§ WRITTEN REQUEST: Examine the records and identify each line that includes the string "arrow". Copy those lines.

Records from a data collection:
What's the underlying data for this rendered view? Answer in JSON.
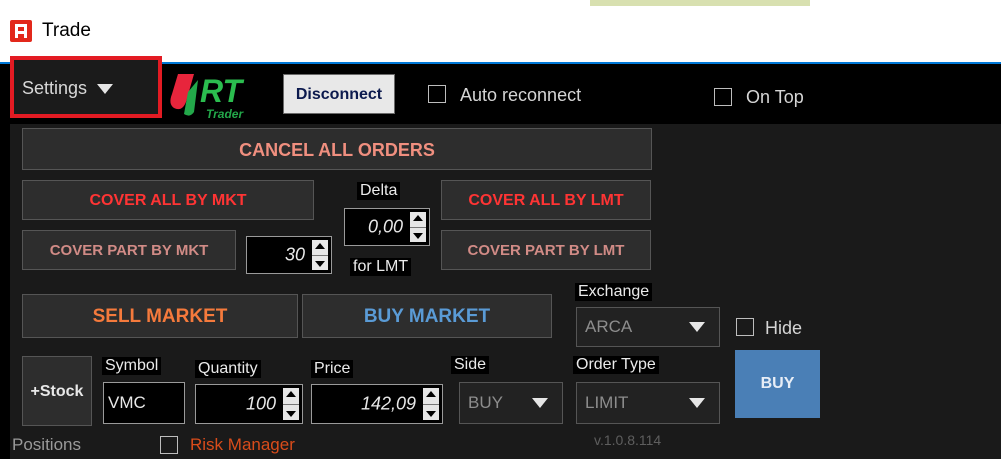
{
  "window": {
    "title": "Trade"
  },
  "toolbar": {
    "settings_label": "Settings",
    "logo_text": "RT",
    "logo_sub": "Trader",
    "disconnect_label": "Disconnect",
    "auto_reconnect_label": "Auto reconnect",
    "on_top_label": "On Top"
  },
  "actions": {
    "cancel_all": "CANCEL ALL ORDERS",
    "cover_all_mkt": "COVER ALL BY MKT",
    "cover_all_lmt": "COVER ALL BY LMT",
    "cover_part_mkt": "COVER PART BY MKT",
    "cover_part_lmt": "COVER PART BY LMT",
    "sell_market": "SELL MARKET",
    "buy_market": "BUY MARKET",
    "add_stock": "+Stock",
    "submit": "BUY"
  },
  "cover": {
    "part_quantity": "30",
    "delta_label": "Delta",
    "delta_value": "0,00",
    "for_lmt_label": "for LMT"
  },
  "exchange": {
    "label": "Exchange",
    "value": "ARCA",
    "hide_label": "Hide"
  },
  "order": {
    "symbol_label": "Symbol",
    "symbol_value": "VMC",
    "quantity_label": "Quantity",
    "quantity_value": "100",
    "price_label": "Price",
    "price_value": "142,09",
    "side_label": "Side",
    "side_value": "BUY",
    "order_type_label": "Order Type",
    "order_type_value": "LIMIT"
  },
  "status": {
    "positions_label": "Positions",
    "risk_manager_label": "Risk Manager",
    "version": "v.1.0.8.114"
  },
  "colors": {
    "settings_highlight": "#e31b23",
    "cover_text": "#ff3434",
    "sell": "#f57a3c",
    "buy_market": "#5a9bd6",
    "buy_button": "#4a7fb6",
    "risk_manager": "#d94c1a",
    "logo_red": "#e8253c",
    "logo_green": "#23a84a"
  }
}
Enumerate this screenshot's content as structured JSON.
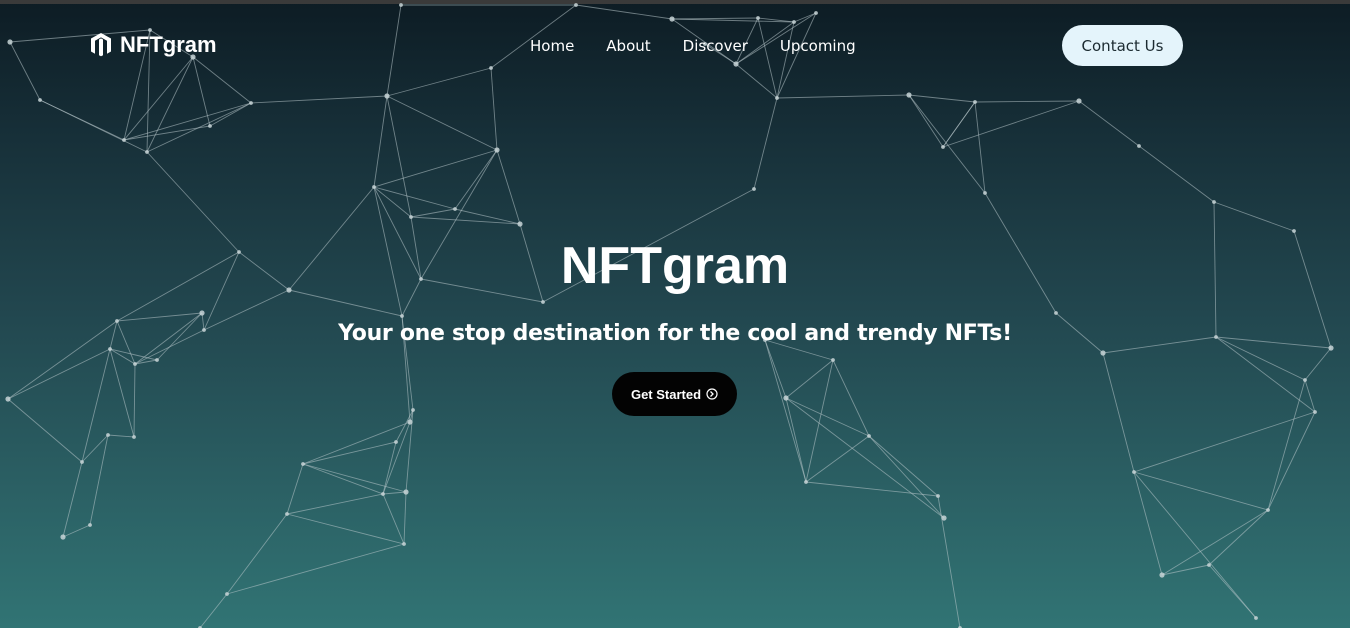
{
  "brand": {
    "name": "NFTgram",
    "logo_icon": "hexagon-m-logo-icon"
  },
  "nav": {
    "items": [
      {
        "label": "Home"
      },
      {
        "label": "About"
      },
      {
        "label": "Discover"
      },
      {
        "label": "Upcoming"
      }
    ],
    "contact_label": "Contact Us"
  },
  "hero": {
    "title": "NFTgram",
    "subtitle": "Your one stop destination for the cool and trendy NFTs!",
    "cta_label": "Get Started",
    "cta_icon": "arrow-circle-right-icon"
  },
  "colors": {
    "background_top": "#0d1c24",
    "background_bottom": "#317474",
    "contact_button_bg": "#e4f4fb",
    "cta_button_bg": "#030303",
    "network_line": "#b9c8cc",
    "network_node": "#c7d3d6"
  }
}
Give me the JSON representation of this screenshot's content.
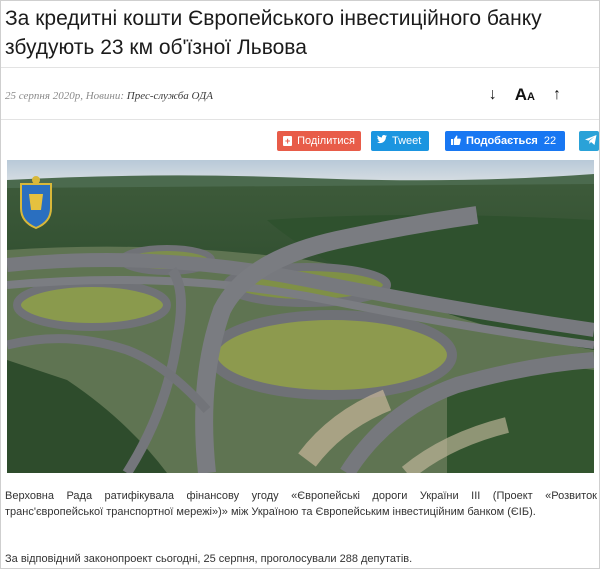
{
  "article": {
    "title": "За кредитні кошти Європейського інвестиційного банку збудують 23 км об'їзної Львова",
    "meta_date": "25 серпня 2020р, Новини:",
    "meta_source": "Прес-служба ОДА",
    "paragraph_1": "Верховна Рада ратифікувала фінансову угоду «Європейські дороги України ІІІ (Проект «Розвиток транс'європейської транспортної мережі»)» між Україною та Європейським інвестиційним банком (ЄІБ).",
    "paragraph_2": "За відповідний законопроект сьогодні, 25 серпня, проголосували 288 депутатів."
  },
  "tools": {
    "download_icon": "↓",
    "font_icon": "A",
    "up_icon": "↑"
  },
  "share": {
    "share_label": "Поділитися",
    "tweet_label": "Tweet",
    "like_label": "Подобається",
    "like_count": "22"
  },
  "icons": [
    "download-arrow-icon",
    "font-size-icon",
    "scroll-up-icon",
    "plus-icon",
    "twitter-bird-icon",
    "thumbs-up-icon",
    "telegram-plane-icon",
    "coat-of-arms-logo"
  ],
  "colors": {
    "share": "#e85c49",
    "tweet": "#1b95e0",
    "like": "#1877f2",
    "telegram": "#2aa2d8"
  }
}
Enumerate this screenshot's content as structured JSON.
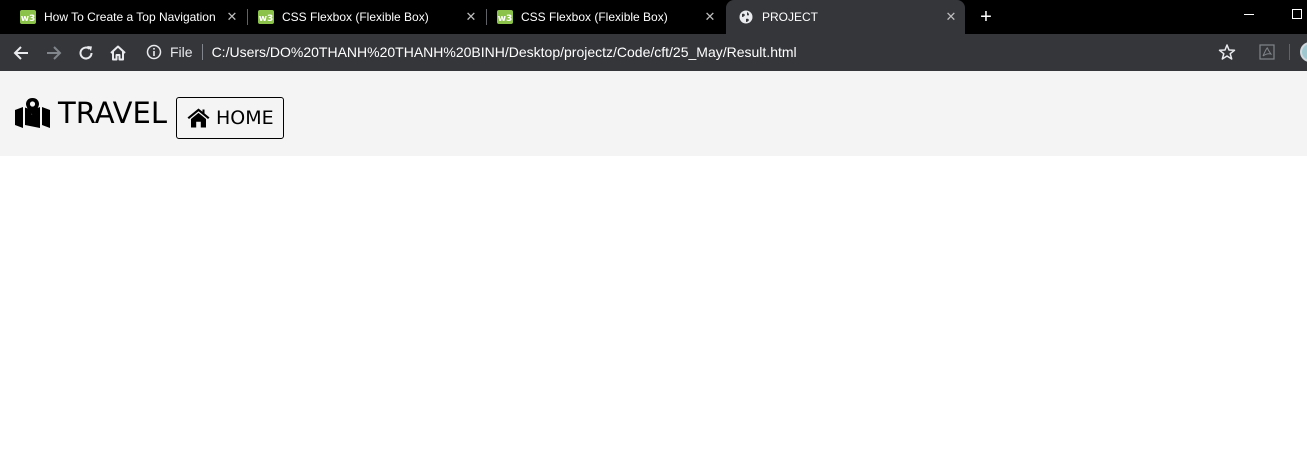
{
  "browser": {
    "tabs": [
      {
        "title": "How To Create a Top Navigation",
        "favicon": "w3schools-icon",
        "active": false
      },
      {
        "title": "CSS Flexbox (Flexible Box)",
        "favicon": "w3schools-icon",
        "active": false
      },
      {
        "title": "CSS Flexbox (Flexible Box)",
        "favicon": "w3schools-icon",
        "active": false
      },
      {
        "title": "PROJECT",
        "favicon": "globe-icon",
        "active": true
      }
    ],
    "close_glyph": "✕",
    "new_tab_glyph": "+",
    "address": {
      "scheme_label": "File",
      "url": "C:/Users/DO%20THANH%20THANH%20BINH/Desktop/projectz/Code/cft/25_May/Result.html"
    }
  },
  "page": {
    "brand": {
      "icon": "map-marked-icon",
      "text": "TRAVEL"
    },
    "home_button": {
      "icon": "home-icon",
      "label": "HOME"
    }
  },
  "colors": {
    "tabstrip": "#000000",
    "toolbar": "#35363a",
    "navbar": "#f4f4f4",
    "w3schools_green": "#8bc34a"
  }
}
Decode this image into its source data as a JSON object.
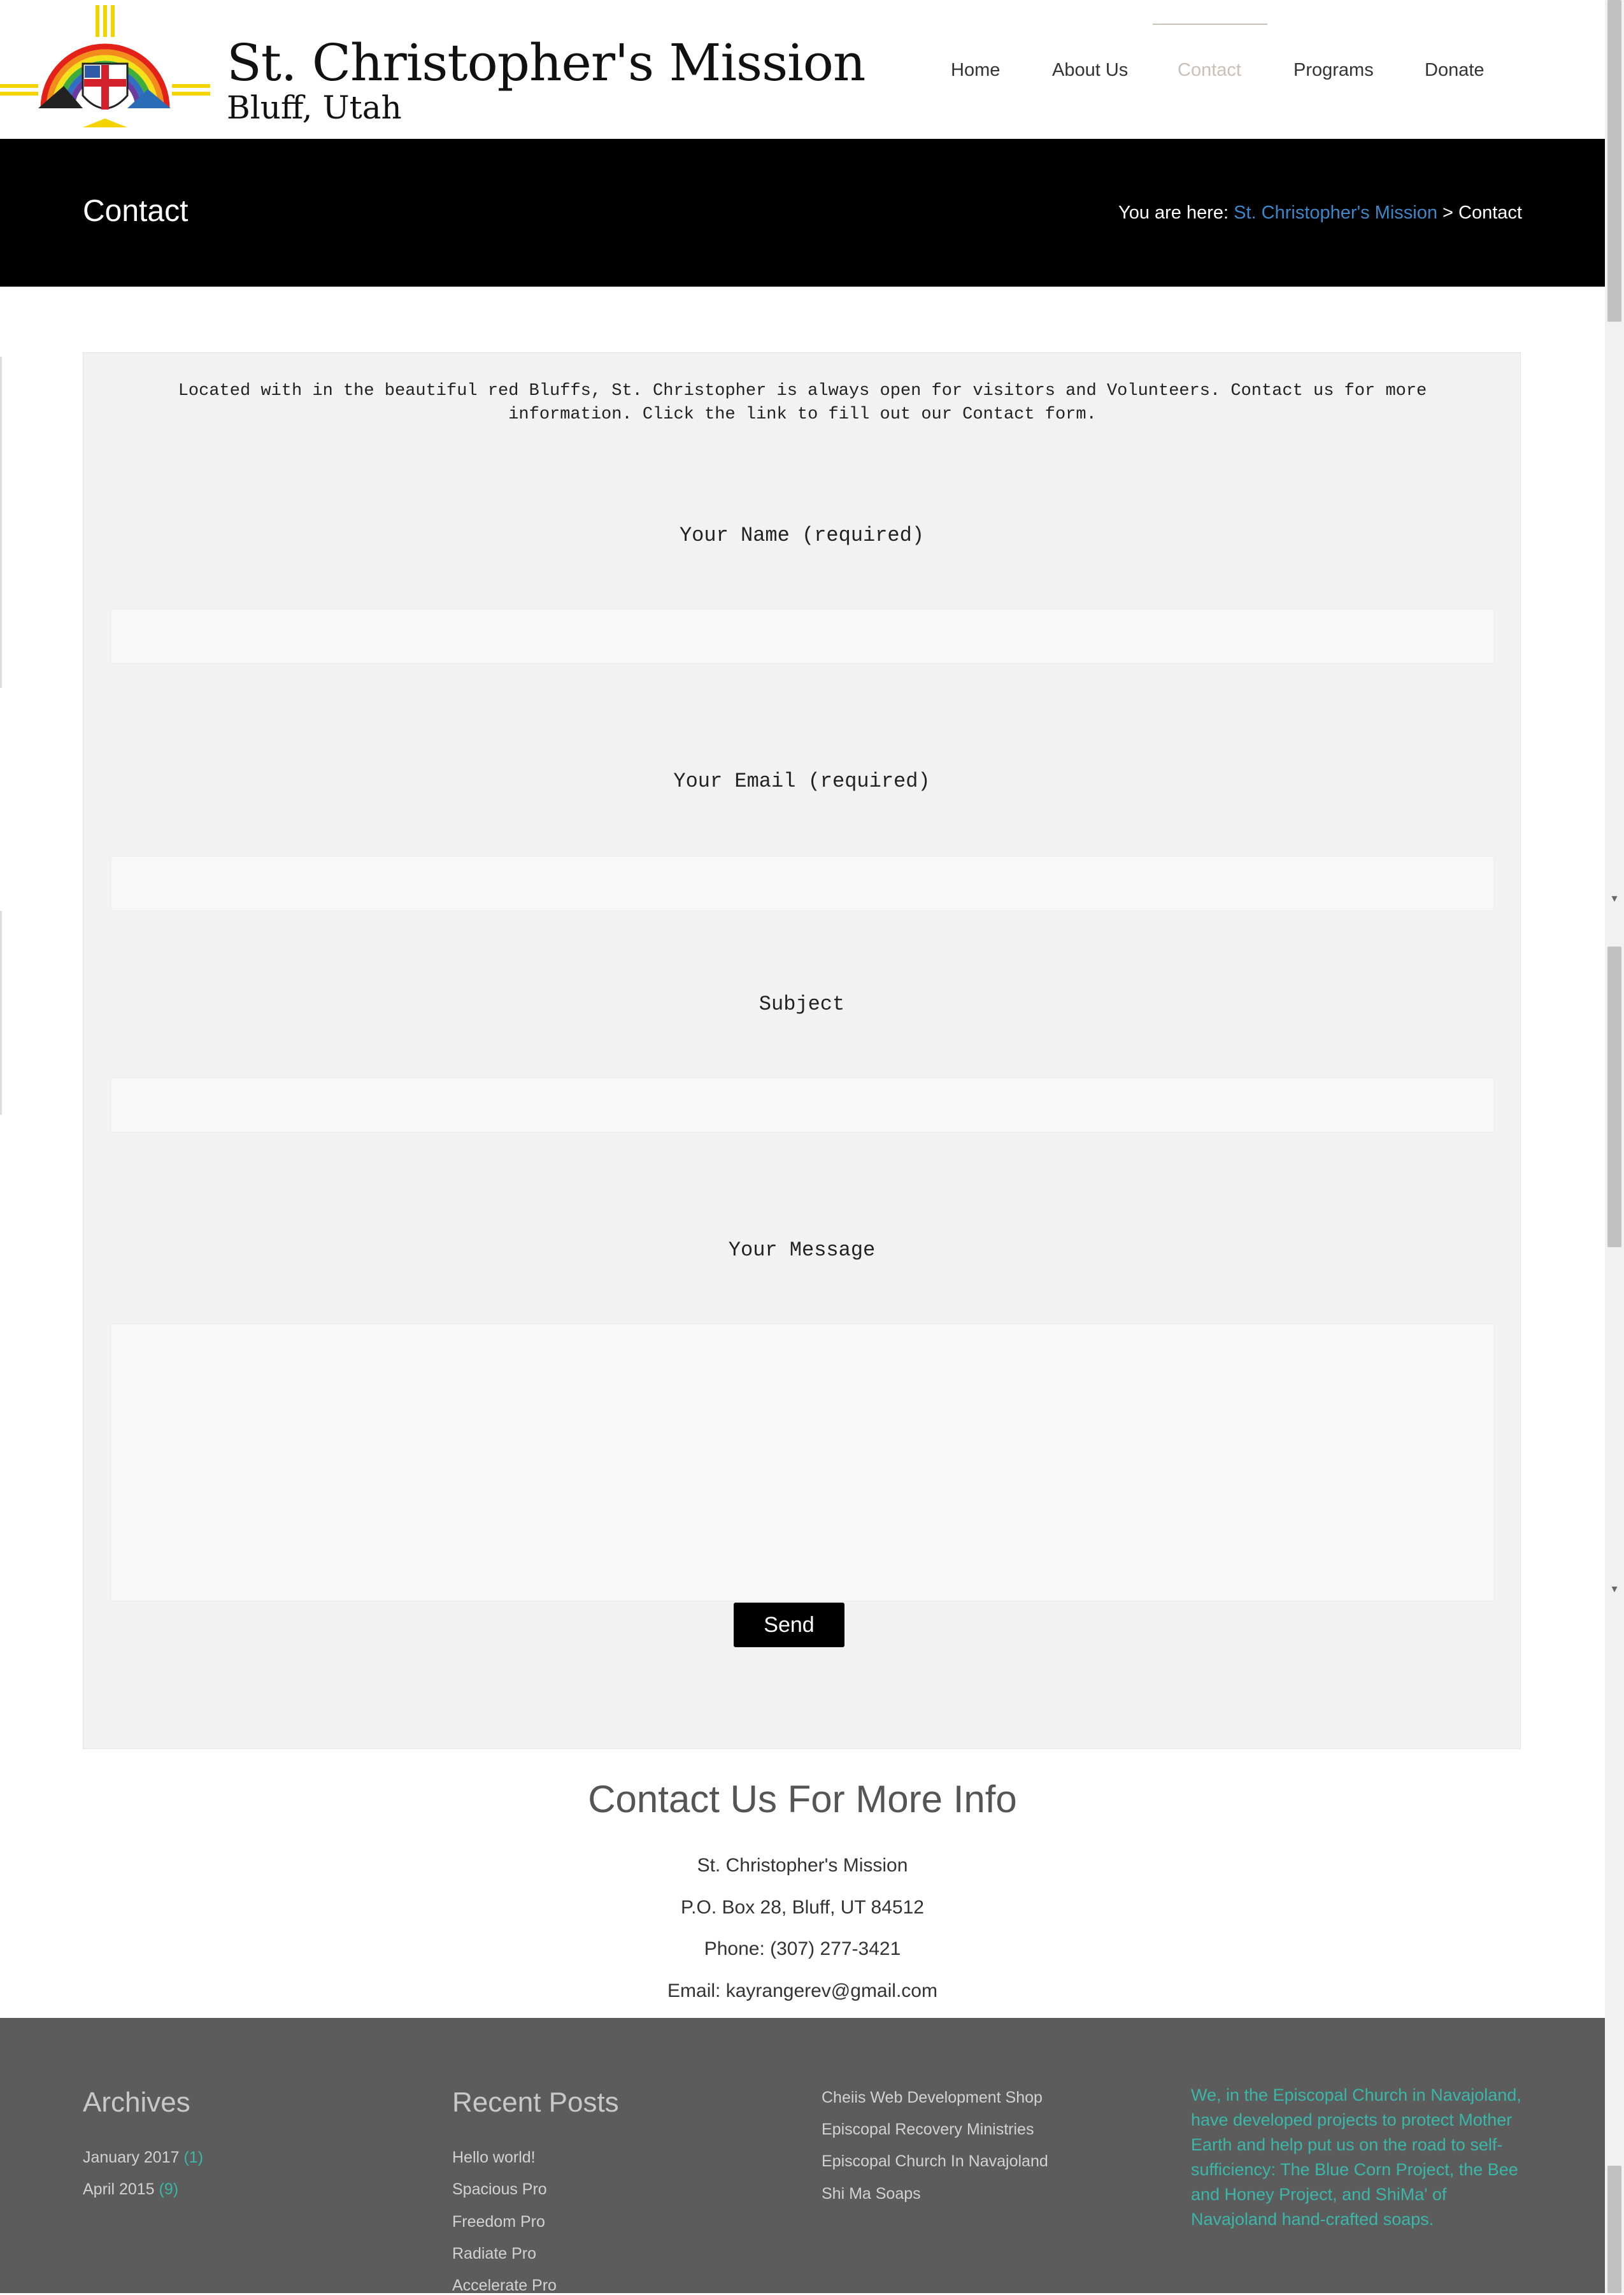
{
  "brand": {
    "title": "St. Christopher's Mission",
    "subtitle": "Bluff, Utah"
  },
  "nav": {
    "items": [
      {
        "label": "Home",
        "active": false
      },
      {
        "label": "About Us",
        "active": false
      },
      {
        "label": "Contact",
        "active": true
      },
      {
        "label": "Programs",
        "active": false
      },
      {
        "label": "Donate",
        "active": false
      }
    ]
  },
  "titlebar": {
    "title": "Contact",
    "breadcrumb_prefix": "You are here:",
    "breadcrumb_link": "St. Christopher's Mission",
    "breadcrumb_sep": ">",
    "breadcrumb_current": "Contact"
  },
  "form": {
    "intro": "Located with in the beautiful red Bluffs, St. Christopher is always open for visitors and Volunteers. Contact us for more information. Click the link to fill out our Contact form.",
    "name_label": "Your Name (required)",
    "name_value": "",
    "email_label": "Your Email (required)",
    "email_value": "",
    "subject_label": "Subject",
    "subject_value": "",
    "message_label": "Your Message",
    "message_value": "",
    "send_label": "Send"
  },
  "contact_info": {
    "heading": "Contact Us For More Info",
    "org": "St. Christopher's Mission",
    "address": "P.O. Box 28, Bluff, UT 84512",
    "phone": "Phone: (307) 277-3421",
    "email": "Email: kayrangerev@gmail.com"
  },
  "footer": {
    "archives_heading": "Archives",
    "archives": [
      {
        "label": "January 2017",
        "count": "(1)"
      },
      {
        "label": "April 2015",
        "count": "(9)"
      }
    ],
    "recent_heading": "Recent Posts",
    "recent_posts": [
      "Hello world!",
      "Spacious Pro",
      "Freedom Pro",
      "Radiate Pro",
      "Accelerate Pro"
    ],
    "links": [
      "Cheiis Web Development Shop",
      "Episcopal Recovery Ministries",
      "Episcopal Church In Navajoland",
      "Shi Ma Soaps"
    ],
    "blurb": "We, in the Episcopal Church in Navajoland, have developed projects to protect Mother Earth and help put us on the road to self-sufficiency: The Blue Corn Project, the Bee and Honey Project, and ShiMa' of Navajoland hand-crafted soaps."
  },
  "colors": {
    "titlebar_bg": "#000000",
    "breadcrumb_link": "#3f86c8",
    "nav_active": "#c9c1b8",
    "footer_bg": "#5c5c5c",
    "footer_accent": "#3ab7a8",
    "send_button_bg": "#000000"
  }
}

§ COMPLETED EXERCISE:
    "cta_icon": "arrow-circle-right-icon"
    "download-arrow-icon",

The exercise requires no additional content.